## Task statement
From the listing below, work out how many lines contain "她是如何做到的". Reply with that number only.

-------- Data rows --------

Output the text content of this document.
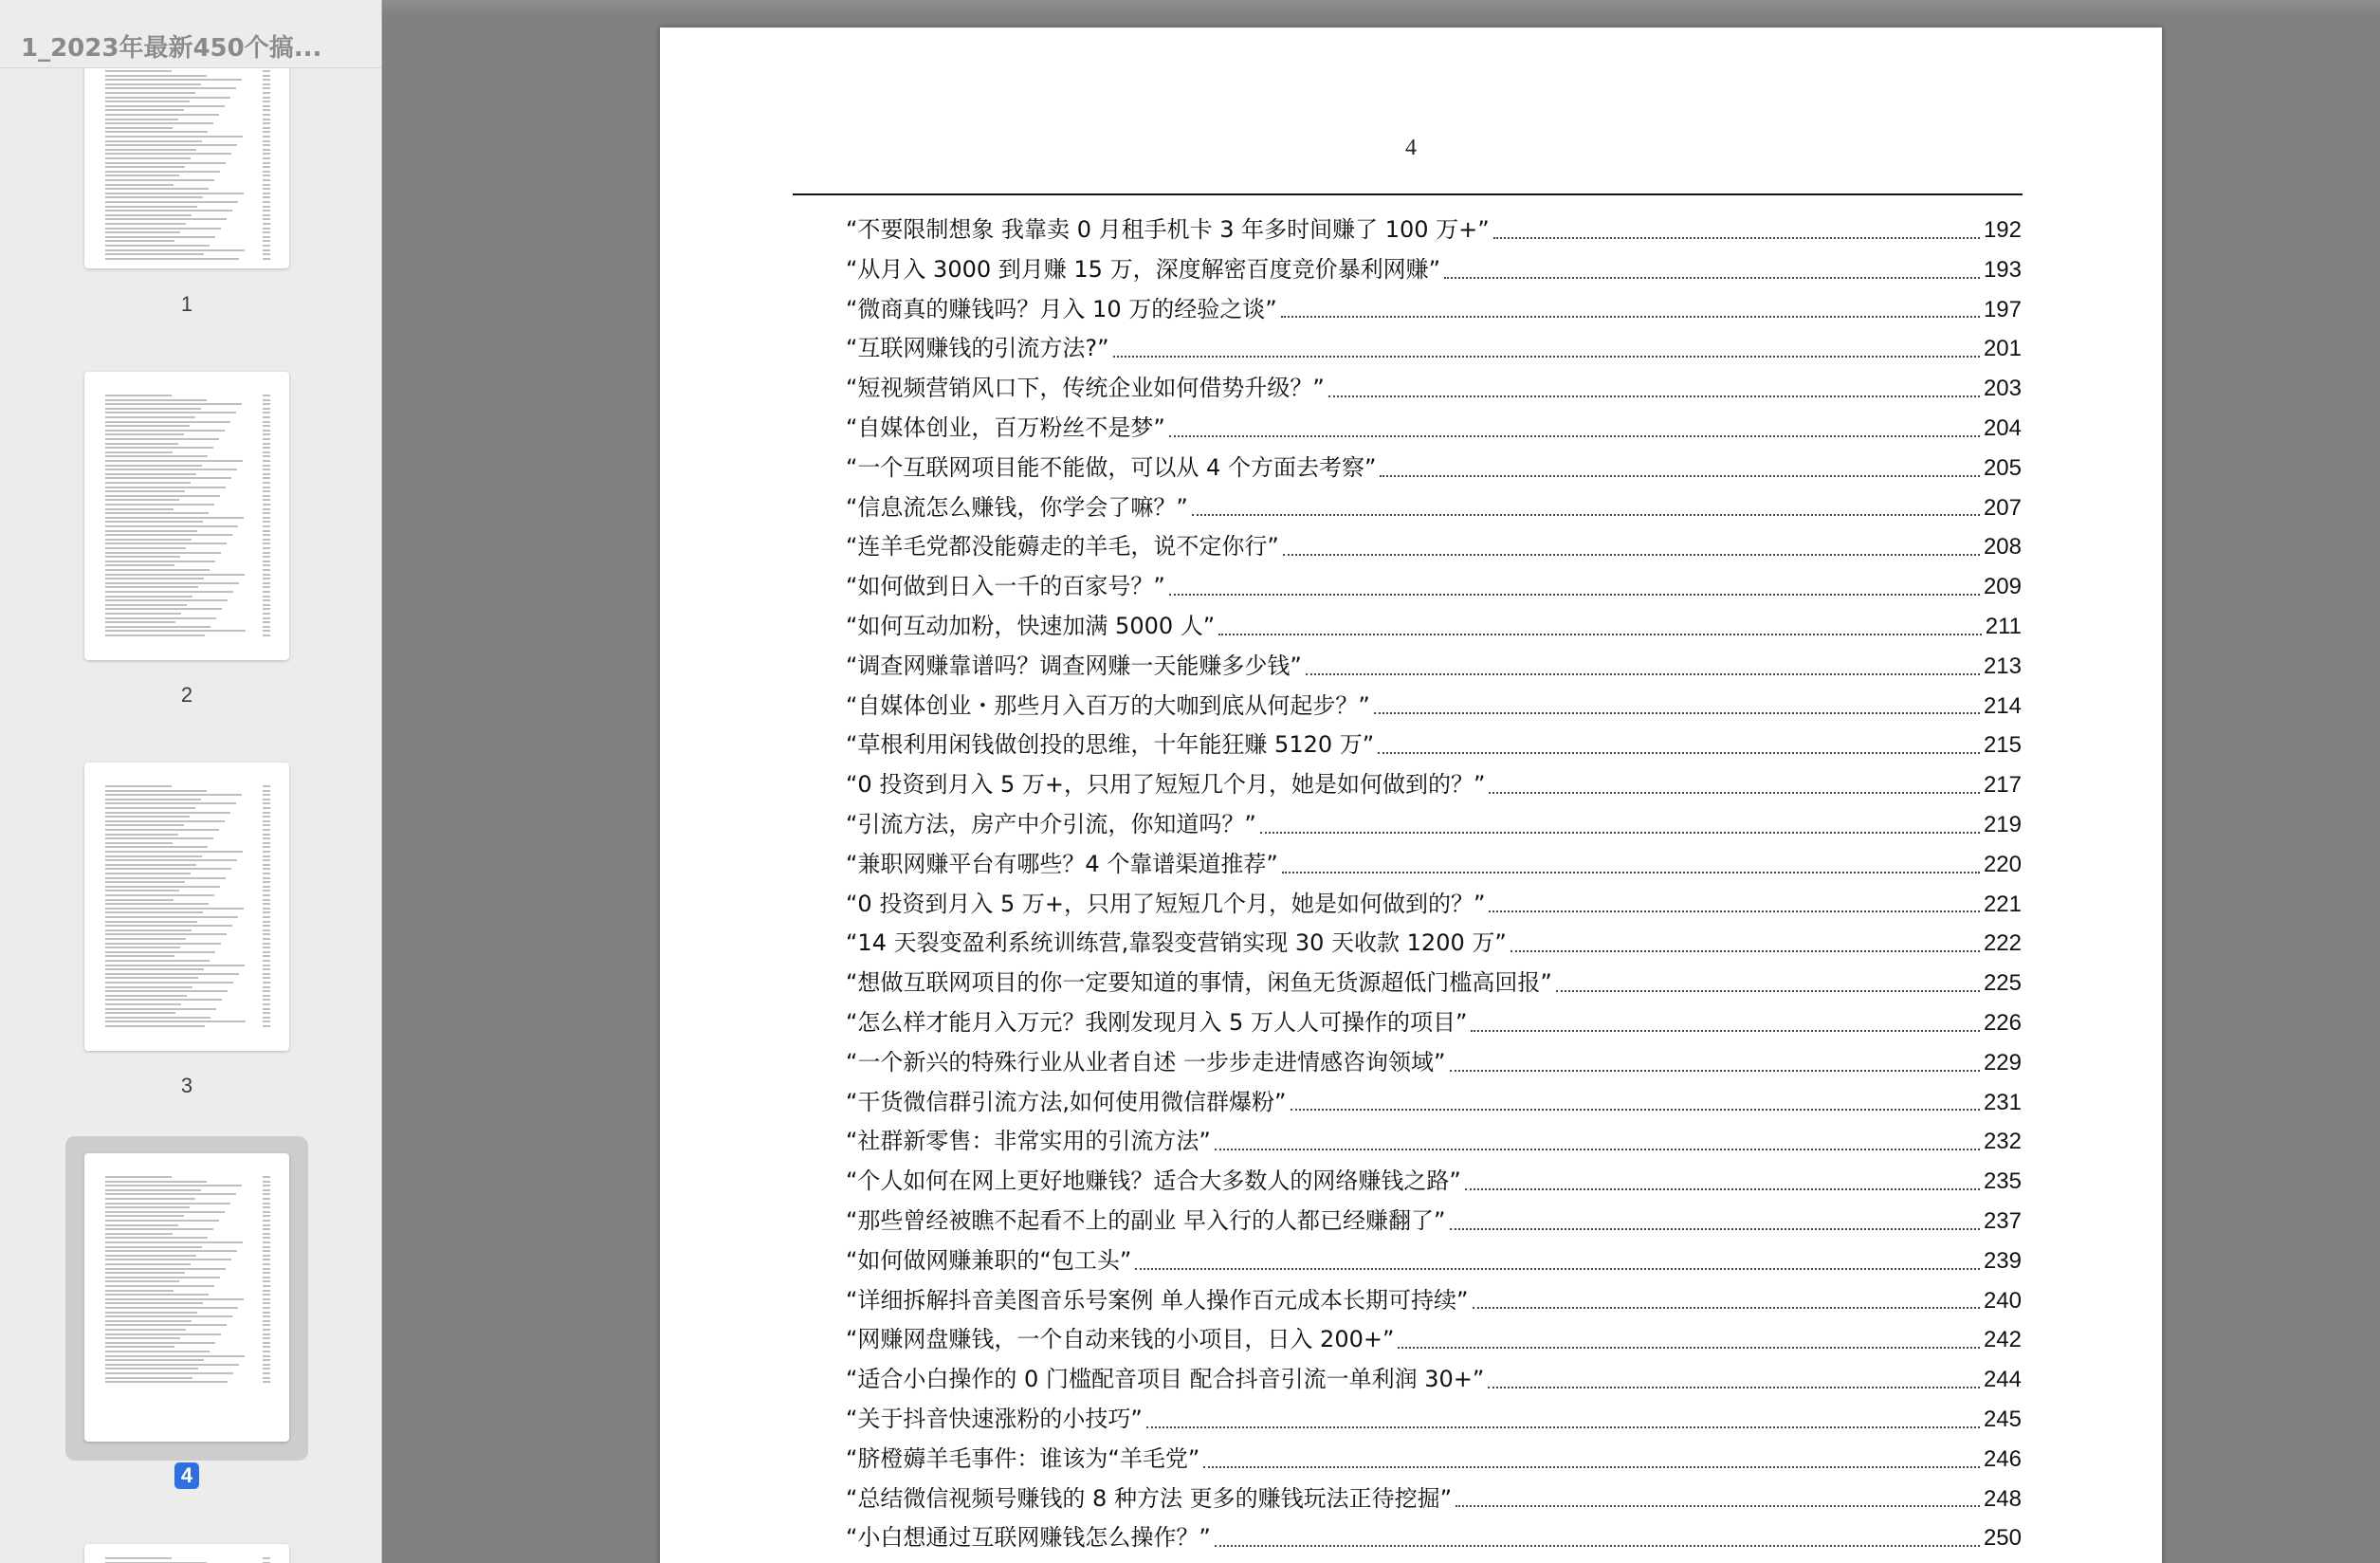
1_2023年最新450个搞...
1
2
3
4
4
“不要限制想象 我靠卖 0 月租手机卡 3 年多时间赚了 100 万+”	192
“从月入 3000 到月赚 15 万，深度解密百度竞价暴利网赚”	193
“微商真的赚钱吗？月入 10 万的经验之谈”	197
“互联网赚钱的引流方法?”	201
“短视频营销风口下，传统企业如何借势升级？”	203
“自媒体创业，百万粉丝不是梦”	204
“一个互联网项目能不能做，可以从 4 个方面去考察”	205
“信息流怎么赚钱，你学会了嘛？”	207
“连羊毛党都没能薅走的羊毛，说不定你行”	208
“如何做到日入一千的百家号？”	209
“如何互动加粉，快速加满 5000 人”	211
“调查网赚靠谱吗？调查网赚一天能赚多少钱”	213
“自媒体创业・那些月入百万的大咖到底从何起步？”	214
“草根利用闲钱做创投的思维，十年能狂赚 5120 万”	215
“0 投资到月入 5 万+，只用了短短几个月，她是如何做到的？”	217
“引流方法，房产中介引流，你知道吗？”	219
“兼职网赚平台有哪些？4 个靠谱渠道推荐”	220
“0 投资到月入 5 万+，只用了短短几个月，她是如何做到的？”	221
“14 天裂变盈利系统训练营,靠裂变营销实现 30 天收款 1200 万”	222
“想做互联网项目的你一定要知道的事情，闲鱼无货源超低门槛高回报”	225
“怎么样才能月入万元？我刚发现月入 5 万人人可操作的项目”	226
“一个新兴的特殊行业从业者自述 一步步走进情感咨询领域”	229
“干货微信群引流方法,如何使用微信群爆粉”	231
“社群新零售：非常实用的引流方法”	232
“个人如何在网上更好地赚钱？适合大多数人的网络赚钱之路”	235
“那些曾经被瞧不起看不上的副业 早入行的人都已经赚翻了”	237
“如何做网赚兼职的“包工头”	239
“详细拆解抖音美图音乐号案例 单人操作百元成本长期可持续”	240
“网赚网盘赚钱，一个自动来钱的小项目，日入 200+”	242
“适合小白操作的 0 门槛配音项目 配合抖音引流一单利润 30+”	244
“关于抖音快速涨粉的小技巧”	245
“脐橙薅羊毛事件：谁该为“羊毛党”	246
“总结微信视频号赚钱的 8 种方法 更多的赚钱玩法正待挖掘”	248
“小白想通过互联网赚钱怎么操作？”	250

--------

## Task result
2